Without the images, output each record below as it stands.
Begin Entries supplied
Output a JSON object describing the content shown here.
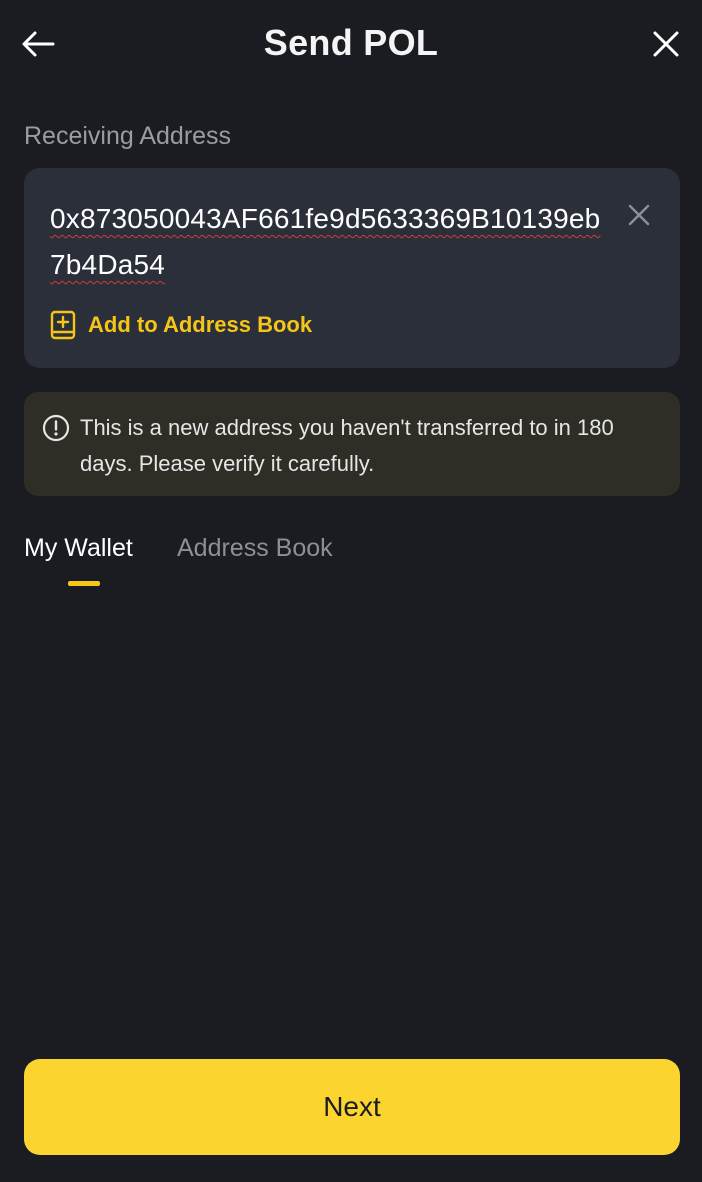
{
  "header": {
    "title": "Send POL",
    "back_icon": "arrow-left-icon",
    "close_icon": "close-icon"
  },
  "receiving": {
    "label": "Receiving Address",
    "address": "0x873050043AF661fe9d5633369B10139eb7b4Da54",
    "add_to_book_label": "Add to Address Book"
  },
  "warning": {
    "text": "This is a new address you haven't transferred to in 180 days. Please verify it carefully."
  },
  "tabs": [
    {
      "label": "My Wallet",
      "active": true
    },
    {
      "label": "Address Book",
      "active": false
    }
  ],
  "footer": {
    "next_label": "Next"
  },
  "colors": {
    "background": "#1b1c21",
    "card": "#2a2f3a",
    "warning_bg": "#2e2d26",
    "accent": "#f5c518",
    "button": "#fbd42f"
  }
}
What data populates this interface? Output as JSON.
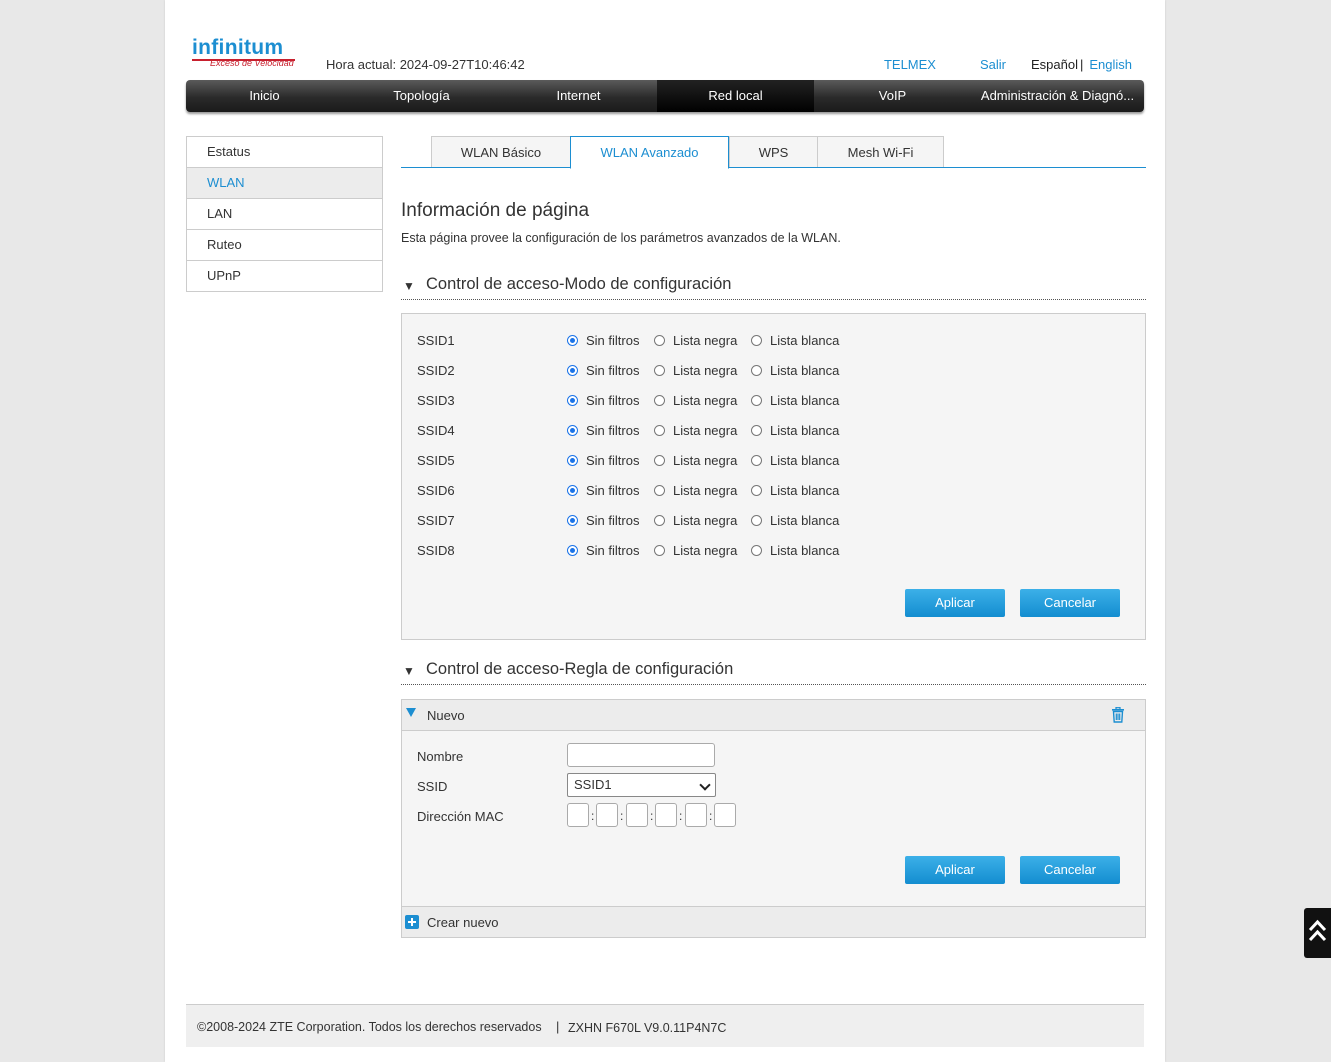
End Entries supplied
#### [Exercise answer]
Output a JSON object describing the content shown here.
{
  "header": {
    "title": "Send POL",
    "back_icon": "arrow-left-icon",
    "close_icon": "close-icon"
  },
  "receiving": {
    "label": "Receiving Address",
    "address": "0x873050043AF661fe9d5633369B10139eb7b4Da54",
    "add_to_book_label": "Add to Address Book"
  },
  "warning": {
    "text": "This is a new address you haven't transferred to in 180 days. Please verify it carefully."
  },
  "tabs": [
    {
      "label": "My Wallet",
      "active": true
    },
    {
      "label": "Address Book",
      "active": false
    }
  ],
  "footer": {
    "next_label": "Next"
  },
  "colors": {
    "background": "#1b1c21",
    "card": "#2a2f3a",
    "warning_bg": "#2e2d26",
    "accent": "#f5c518",
    "button": "#fbd42f"
  }
}
What data populates this interface? Output as JSON.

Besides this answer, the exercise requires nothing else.